--- To do ---
Return all lines where the word "Account" can be found.

--- Records to use ---

-- begin --

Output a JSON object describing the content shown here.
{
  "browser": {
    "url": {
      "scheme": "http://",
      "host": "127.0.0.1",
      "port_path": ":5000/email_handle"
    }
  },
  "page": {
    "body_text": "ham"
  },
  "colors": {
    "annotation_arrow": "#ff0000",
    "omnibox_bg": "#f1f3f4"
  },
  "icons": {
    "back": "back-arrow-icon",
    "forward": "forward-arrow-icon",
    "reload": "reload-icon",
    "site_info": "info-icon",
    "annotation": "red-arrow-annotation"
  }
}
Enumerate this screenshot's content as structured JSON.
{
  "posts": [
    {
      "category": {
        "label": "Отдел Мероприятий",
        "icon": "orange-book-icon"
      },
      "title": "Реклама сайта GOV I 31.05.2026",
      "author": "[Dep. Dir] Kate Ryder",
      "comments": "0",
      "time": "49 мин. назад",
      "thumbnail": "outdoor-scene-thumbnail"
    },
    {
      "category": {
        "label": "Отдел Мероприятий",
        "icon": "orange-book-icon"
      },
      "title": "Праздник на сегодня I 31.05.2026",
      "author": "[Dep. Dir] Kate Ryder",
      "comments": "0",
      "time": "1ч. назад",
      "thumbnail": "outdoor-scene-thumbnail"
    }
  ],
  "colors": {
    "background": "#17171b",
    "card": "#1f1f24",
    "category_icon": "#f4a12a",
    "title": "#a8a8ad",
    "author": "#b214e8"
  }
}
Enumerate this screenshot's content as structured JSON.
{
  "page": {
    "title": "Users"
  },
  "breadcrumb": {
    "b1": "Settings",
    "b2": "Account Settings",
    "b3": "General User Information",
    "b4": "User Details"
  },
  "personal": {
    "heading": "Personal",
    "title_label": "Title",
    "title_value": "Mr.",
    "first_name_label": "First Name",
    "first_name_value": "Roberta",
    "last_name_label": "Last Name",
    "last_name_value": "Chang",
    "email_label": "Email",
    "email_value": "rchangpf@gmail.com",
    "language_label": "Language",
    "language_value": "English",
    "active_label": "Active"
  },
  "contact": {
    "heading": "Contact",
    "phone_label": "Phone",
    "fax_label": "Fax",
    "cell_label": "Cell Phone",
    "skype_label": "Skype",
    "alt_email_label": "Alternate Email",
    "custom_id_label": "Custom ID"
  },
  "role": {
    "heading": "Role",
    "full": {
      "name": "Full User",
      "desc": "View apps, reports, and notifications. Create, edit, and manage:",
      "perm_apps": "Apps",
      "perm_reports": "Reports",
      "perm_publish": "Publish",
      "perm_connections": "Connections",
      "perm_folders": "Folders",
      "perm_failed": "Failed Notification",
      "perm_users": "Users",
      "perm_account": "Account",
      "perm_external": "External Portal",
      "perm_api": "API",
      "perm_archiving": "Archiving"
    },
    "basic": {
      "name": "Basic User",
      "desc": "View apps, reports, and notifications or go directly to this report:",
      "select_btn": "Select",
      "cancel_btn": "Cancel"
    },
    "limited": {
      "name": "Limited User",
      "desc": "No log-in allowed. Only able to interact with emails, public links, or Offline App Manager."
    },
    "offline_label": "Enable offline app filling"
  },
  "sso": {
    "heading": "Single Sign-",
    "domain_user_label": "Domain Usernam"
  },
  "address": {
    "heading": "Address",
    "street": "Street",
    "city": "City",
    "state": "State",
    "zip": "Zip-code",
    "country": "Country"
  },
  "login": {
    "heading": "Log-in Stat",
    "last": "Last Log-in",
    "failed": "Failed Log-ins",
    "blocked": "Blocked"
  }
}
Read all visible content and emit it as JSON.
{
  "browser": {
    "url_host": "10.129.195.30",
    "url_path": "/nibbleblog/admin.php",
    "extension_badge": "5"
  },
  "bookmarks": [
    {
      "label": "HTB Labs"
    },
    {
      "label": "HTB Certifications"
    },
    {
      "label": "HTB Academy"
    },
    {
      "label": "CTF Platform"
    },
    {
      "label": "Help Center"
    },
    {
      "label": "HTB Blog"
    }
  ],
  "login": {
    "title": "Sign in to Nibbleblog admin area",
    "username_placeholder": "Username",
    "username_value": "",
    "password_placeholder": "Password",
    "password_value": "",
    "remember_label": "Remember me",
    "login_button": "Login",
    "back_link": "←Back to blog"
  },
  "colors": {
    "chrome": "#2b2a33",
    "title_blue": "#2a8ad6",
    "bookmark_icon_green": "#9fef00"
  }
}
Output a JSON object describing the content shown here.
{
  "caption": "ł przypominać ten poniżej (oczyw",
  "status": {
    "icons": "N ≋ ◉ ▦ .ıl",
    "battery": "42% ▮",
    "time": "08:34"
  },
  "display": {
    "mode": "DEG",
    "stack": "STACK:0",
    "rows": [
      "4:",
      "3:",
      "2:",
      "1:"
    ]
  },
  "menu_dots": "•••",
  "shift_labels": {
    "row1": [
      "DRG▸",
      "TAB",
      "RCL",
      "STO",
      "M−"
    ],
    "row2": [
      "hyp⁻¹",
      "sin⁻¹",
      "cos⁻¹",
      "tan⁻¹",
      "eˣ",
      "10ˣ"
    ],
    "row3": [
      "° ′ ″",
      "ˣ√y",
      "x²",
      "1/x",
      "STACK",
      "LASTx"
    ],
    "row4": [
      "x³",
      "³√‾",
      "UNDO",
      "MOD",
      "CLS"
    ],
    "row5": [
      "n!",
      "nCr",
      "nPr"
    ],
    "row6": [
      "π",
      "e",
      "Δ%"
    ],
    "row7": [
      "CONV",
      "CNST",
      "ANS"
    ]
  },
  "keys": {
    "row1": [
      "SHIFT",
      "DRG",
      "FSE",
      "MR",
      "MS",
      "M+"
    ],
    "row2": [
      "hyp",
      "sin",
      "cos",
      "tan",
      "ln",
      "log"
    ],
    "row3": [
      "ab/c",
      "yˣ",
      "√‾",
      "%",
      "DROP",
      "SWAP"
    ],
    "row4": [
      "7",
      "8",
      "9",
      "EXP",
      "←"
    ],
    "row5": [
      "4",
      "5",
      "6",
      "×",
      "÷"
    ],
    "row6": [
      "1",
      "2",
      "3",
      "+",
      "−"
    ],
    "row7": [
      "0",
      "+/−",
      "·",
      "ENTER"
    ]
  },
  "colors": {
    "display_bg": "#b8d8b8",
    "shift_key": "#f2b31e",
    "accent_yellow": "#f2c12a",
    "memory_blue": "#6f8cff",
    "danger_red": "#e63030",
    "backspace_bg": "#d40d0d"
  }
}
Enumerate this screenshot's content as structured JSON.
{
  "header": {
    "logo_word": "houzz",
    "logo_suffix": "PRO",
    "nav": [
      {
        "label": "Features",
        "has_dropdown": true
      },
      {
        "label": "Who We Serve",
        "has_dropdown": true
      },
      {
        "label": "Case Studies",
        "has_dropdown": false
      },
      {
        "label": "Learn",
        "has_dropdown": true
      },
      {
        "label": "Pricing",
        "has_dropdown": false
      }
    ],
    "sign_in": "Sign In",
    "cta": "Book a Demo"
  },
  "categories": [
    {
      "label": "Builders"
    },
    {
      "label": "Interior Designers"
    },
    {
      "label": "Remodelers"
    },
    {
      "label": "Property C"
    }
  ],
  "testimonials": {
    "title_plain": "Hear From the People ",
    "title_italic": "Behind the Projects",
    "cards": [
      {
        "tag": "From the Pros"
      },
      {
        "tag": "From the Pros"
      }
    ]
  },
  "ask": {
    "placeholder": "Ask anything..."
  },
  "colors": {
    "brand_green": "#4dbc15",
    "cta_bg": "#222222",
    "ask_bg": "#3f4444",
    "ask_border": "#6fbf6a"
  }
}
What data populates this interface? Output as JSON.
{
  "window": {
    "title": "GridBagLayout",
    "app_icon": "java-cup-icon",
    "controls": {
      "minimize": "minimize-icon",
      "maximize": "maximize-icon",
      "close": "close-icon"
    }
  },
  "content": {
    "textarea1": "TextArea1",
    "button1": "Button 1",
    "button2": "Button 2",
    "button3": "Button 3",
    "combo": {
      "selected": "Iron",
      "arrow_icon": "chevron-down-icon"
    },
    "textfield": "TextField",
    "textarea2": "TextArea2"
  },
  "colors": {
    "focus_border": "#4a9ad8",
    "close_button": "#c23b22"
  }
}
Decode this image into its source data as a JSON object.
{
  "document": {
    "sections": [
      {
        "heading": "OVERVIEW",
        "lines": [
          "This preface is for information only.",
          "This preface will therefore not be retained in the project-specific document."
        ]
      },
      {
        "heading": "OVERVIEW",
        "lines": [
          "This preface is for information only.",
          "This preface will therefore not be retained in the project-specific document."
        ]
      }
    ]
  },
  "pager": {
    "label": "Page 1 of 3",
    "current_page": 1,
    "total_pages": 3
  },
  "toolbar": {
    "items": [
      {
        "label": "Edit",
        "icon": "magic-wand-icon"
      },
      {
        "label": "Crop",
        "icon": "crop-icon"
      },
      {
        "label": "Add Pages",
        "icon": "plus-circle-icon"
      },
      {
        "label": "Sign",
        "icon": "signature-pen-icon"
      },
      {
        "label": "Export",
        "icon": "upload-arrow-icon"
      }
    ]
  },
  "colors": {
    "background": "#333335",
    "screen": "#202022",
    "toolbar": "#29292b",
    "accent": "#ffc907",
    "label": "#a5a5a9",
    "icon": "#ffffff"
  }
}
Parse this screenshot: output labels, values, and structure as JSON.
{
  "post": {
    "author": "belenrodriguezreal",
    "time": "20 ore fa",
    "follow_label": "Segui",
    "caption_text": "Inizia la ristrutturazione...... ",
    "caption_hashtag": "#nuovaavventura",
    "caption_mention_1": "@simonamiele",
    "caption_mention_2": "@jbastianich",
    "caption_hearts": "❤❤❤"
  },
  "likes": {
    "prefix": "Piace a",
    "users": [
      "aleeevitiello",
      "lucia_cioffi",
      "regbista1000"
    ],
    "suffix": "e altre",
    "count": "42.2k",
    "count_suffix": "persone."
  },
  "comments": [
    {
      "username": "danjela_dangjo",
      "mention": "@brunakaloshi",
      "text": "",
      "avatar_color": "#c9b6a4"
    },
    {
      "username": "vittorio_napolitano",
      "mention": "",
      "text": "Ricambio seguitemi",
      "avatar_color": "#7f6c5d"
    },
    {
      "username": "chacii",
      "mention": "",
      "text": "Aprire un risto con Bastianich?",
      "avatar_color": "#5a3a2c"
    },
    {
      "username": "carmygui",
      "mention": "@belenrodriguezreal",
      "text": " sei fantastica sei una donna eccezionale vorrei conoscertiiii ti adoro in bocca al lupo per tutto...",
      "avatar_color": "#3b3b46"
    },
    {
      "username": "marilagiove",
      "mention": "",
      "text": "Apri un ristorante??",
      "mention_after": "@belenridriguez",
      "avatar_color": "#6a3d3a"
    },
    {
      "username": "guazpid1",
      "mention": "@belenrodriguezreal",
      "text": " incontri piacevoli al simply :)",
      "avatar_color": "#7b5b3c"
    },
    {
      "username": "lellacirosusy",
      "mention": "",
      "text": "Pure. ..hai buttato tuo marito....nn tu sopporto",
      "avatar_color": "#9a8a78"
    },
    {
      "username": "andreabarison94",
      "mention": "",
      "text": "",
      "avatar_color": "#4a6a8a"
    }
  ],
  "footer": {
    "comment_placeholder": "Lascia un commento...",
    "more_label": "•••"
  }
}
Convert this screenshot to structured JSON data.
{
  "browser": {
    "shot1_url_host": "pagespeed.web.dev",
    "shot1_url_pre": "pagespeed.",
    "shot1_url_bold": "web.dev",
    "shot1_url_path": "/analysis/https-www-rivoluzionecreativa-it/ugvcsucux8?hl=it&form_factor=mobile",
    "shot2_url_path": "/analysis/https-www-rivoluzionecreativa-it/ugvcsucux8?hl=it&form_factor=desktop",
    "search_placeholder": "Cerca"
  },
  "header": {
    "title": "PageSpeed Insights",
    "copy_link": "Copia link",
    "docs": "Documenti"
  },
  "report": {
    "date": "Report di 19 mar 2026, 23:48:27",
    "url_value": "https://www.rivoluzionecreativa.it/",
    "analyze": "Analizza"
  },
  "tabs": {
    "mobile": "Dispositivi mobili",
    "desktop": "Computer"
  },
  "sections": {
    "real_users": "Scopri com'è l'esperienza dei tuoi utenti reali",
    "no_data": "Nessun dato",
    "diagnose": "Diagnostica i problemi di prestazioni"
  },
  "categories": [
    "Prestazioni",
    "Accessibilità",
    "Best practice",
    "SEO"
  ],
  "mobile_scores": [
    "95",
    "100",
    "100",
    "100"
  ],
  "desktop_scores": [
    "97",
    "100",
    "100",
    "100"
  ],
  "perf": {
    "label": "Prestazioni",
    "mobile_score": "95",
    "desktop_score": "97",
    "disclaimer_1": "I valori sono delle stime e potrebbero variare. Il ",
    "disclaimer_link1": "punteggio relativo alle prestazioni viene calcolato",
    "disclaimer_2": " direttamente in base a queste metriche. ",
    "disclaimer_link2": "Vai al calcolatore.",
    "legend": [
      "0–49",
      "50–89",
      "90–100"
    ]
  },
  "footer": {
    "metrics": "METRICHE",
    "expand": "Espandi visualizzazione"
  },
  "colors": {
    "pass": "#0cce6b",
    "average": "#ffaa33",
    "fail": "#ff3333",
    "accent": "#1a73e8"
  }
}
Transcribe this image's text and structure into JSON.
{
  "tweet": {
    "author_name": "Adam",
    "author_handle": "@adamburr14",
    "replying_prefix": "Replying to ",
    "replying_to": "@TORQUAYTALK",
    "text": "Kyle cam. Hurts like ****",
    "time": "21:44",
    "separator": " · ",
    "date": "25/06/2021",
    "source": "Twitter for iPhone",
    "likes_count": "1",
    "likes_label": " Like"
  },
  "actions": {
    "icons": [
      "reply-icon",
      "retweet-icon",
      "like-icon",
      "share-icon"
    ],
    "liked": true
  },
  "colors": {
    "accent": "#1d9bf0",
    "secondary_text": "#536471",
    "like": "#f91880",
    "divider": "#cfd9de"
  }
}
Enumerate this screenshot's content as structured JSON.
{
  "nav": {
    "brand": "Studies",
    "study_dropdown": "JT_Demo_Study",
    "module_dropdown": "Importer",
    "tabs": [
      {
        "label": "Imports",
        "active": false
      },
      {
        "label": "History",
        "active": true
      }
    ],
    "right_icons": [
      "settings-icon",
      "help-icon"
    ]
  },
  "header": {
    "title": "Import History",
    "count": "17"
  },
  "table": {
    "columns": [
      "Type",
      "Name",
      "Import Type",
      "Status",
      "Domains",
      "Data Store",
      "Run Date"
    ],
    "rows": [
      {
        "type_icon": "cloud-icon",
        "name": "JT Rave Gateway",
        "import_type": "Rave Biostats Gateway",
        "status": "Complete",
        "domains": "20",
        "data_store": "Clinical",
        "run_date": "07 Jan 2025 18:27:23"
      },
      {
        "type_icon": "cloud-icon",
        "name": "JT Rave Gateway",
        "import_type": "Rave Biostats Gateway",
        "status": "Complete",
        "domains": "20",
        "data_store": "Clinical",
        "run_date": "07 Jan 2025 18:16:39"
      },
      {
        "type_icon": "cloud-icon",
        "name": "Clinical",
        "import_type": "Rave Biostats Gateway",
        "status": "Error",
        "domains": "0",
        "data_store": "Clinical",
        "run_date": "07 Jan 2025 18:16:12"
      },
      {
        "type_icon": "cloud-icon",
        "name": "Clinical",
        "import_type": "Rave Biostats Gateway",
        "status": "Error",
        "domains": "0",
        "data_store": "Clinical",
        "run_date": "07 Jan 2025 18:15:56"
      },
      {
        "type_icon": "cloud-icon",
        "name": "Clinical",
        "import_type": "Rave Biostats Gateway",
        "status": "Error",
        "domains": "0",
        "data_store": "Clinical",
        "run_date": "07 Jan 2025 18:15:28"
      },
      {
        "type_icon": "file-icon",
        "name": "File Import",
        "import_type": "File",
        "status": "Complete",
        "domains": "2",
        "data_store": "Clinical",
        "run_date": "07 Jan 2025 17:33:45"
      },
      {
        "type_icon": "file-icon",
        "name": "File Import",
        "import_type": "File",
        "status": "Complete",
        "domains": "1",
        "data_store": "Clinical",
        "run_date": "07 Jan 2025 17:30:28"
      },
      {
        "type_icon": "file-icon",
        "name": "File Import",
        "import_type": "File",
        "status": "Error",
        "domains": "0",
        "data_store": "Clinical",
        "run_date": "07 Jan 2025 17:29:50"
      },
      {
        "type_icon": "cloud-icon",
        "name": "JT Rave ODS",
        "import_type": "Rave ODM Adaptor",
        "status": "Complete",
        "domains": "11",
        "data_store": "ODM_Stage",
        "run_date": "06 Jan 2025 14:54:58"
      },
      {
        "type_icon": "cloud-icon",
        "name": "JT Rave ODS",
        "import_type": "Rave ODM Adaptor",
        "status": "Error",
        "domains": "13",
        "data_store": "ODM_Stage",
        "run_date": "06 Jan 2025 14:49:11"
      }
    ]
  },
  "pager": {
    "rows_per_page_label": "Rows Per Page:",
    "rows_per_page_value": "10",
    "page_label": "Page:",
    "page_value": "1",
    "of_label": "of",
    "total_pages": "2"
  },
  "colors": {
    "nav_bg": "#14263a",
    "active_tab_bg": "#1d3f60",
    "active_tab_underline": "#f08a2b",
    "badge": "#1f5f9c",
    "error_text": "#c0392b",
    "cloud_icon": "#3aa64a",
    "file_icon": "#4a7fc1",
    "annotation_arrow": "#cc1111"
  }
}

-- end --

--- Result ---
    "b2": "Account Settings",
      "perm_account": "Account",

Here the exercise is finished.